§ **SOURCE TEXT**
※
Localization of Knops system antigens in the long homologous repeats of complement receptor 1.

BACKGROUND

The Sl(a) (Knops system) located on complement receptor 1 (CR1) has been associated with malarial rosetting, a process associated with severe malarial infections. Moreover, the long homologous repeats (LHRs) B and C of CR1 were implicated in rosette formation. As a step toward mapping the location of Knops system antigens, truncated CR1 proteins have been expressed and their ability to inhibit antibodies to the high-incidence Knops system antigens was assessed.

STUDY DESIGN AND METHODS

Individual LHRs (A, B, C, and D) of CR1 of the common CR1*1 (F) allotype were expressed as secreted forms in 293T cells. Their abilities to specifically neutralize Knops system antibodies were tested by both hemagglutination and flow cytometry.
※
§ **Stored dataset lines**
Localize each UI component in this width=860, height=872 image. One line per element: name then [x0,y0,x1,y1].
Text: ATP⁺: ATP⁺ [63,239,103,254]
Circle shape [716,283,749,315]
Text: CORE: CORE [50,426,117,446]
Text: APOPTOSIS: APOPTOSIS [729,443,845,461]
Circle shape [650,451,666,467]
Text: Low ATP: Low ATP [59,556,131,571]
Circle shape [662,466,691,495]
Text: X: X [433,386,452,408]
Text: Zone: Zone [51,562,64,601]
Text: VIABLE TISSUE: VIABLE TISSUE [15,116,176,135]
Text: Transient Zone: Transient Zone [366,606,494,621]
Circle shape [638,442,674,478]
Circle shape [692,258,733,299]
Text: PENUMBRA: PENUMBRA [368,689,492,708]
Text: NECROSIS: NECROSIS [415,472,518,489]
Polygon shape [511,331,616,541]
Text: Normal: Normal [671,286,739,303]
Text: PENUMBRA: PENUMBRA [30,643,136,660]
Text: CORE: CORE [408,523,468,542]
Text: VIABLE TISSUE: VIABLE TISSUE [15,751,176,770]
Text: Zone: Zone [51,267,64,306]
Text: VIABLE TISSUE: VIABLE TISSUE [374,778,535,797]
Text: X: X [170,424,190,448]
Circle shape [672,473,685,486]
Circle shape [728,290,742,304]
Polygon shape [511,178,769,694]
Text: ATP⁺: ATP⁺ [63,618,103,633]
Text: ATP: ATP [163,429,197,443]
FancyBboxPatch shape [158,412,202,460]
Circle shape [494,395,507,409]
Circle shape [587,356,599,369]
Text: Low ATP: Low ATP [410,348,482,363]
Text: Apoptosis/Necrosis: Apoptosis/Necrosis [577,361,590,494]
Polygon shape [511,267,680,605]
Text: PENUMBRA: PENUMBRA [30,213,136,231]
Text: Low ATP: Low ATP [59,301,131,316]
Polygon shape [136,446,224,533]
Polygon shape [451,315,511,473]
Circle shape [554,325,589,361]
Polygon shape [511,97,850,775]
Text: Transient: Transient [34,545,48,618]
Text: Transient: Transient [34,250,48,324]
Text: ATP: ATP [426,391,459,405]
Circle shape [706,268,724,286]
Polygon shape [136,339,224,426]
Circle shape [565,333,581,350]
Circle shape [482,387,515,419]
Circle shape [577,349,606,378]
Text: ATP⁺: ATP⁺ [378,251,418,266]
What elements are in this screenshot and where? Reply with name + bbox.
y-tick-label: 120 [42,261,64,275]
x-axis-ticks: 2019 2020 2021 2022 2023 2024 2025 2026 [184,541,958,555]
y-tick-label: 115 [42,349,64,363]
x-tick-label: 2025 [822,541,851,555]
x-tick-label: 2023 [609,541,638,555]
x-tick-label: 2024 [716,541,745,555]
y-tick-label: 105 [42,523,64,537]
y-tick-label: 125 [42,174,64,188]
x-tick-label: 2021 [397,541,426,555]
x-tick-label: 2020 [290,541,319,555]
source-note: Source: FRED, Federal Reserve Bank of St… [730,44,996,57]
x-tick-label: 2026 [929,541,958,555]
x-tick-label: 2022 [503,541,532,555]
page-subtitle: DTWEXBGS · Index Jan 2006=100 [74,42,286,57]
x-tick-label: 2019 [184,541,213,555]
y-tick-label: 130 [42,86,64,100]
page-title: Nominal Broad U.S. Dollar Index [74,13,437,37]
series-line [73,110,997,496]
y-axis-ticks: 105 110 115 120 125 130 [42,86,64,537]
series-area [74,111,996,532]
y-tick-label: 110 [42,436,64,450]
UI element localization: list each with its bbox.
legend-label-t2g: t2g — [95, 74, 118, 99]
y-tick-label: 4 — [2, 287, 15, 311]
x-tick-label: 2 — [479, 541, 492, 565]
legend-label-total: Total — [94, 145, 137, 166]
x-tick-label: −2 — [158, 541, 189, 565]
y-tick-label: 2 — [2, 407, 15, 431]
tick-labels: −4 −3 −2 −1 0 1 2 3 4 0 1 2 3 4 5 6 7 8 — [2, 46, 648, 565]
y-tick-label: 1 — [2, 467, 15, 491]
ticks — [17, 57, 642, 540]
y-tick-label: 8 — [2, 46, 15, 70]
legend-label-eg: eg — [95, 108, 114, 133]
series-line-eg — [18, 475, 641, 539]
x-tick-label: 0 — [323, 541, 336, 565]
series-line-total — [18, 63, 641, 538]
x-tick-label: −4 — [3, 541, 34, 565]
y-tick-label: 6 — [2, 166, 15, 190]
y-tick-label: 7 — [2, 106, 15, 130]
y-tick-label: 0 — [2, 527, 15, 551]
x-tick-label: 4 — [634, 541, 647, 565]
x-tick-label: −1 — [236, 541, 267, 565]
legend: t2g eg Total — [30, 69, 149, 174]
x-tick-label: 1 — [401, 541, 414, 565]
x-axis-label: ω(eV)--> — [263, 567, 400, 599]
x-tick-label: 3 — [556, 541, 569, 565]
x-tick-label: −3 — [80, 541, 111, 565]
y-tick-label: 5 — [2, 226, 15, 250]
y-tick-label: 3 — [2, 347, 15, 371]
※
§ **TO DO**
a – In the abstract on Knops system antigens, rewrite the paragraph beginning "The Sl(a) (Knops system)" as a short bulleted list that keeps its main facts.
b – Carry on the abstract on Knops system antigens from the point where it stops.
These lines have no connection to the text about Knops system antigens.

§ **PER-TASK OUTPUTS**
a –
- The Sl(a) antigen (Knops system) is located on complement receptor 1 (CR1) and has been associated with malarial rosetting, a process linked to severe malarial infections.
- Long homologous repeats (LHRs) B and C of CR1 were implicated in rosette formation.
- To begin mapping Knops system antigens, truncated CR1 proteins were expressed and tested for their ability to inhibit antibodies to the high-incidence Knops system antigens.

b –
RESULTS

Three examples of anti-Kn(a) (n = 6) were almost completely inhibited by LHR-C and three by LHR-D. Two examples of anti-McC(a) (n = 2) and seven examples of anti-Sl(a) (n = 8) were inhibited by LHR-D. Both examples of anti-Yk(a) (n = 2) were partially inhibited by LHR-D.

CONCLUSION

The high-incidence Knops system antigens reside within LHR-D and to a lesser extent within LHR-C. Because of the role of Sl(a) antigen in malaria rosetting, these results indicate that LHR-D may represent an additional malaria interaction region in CR1.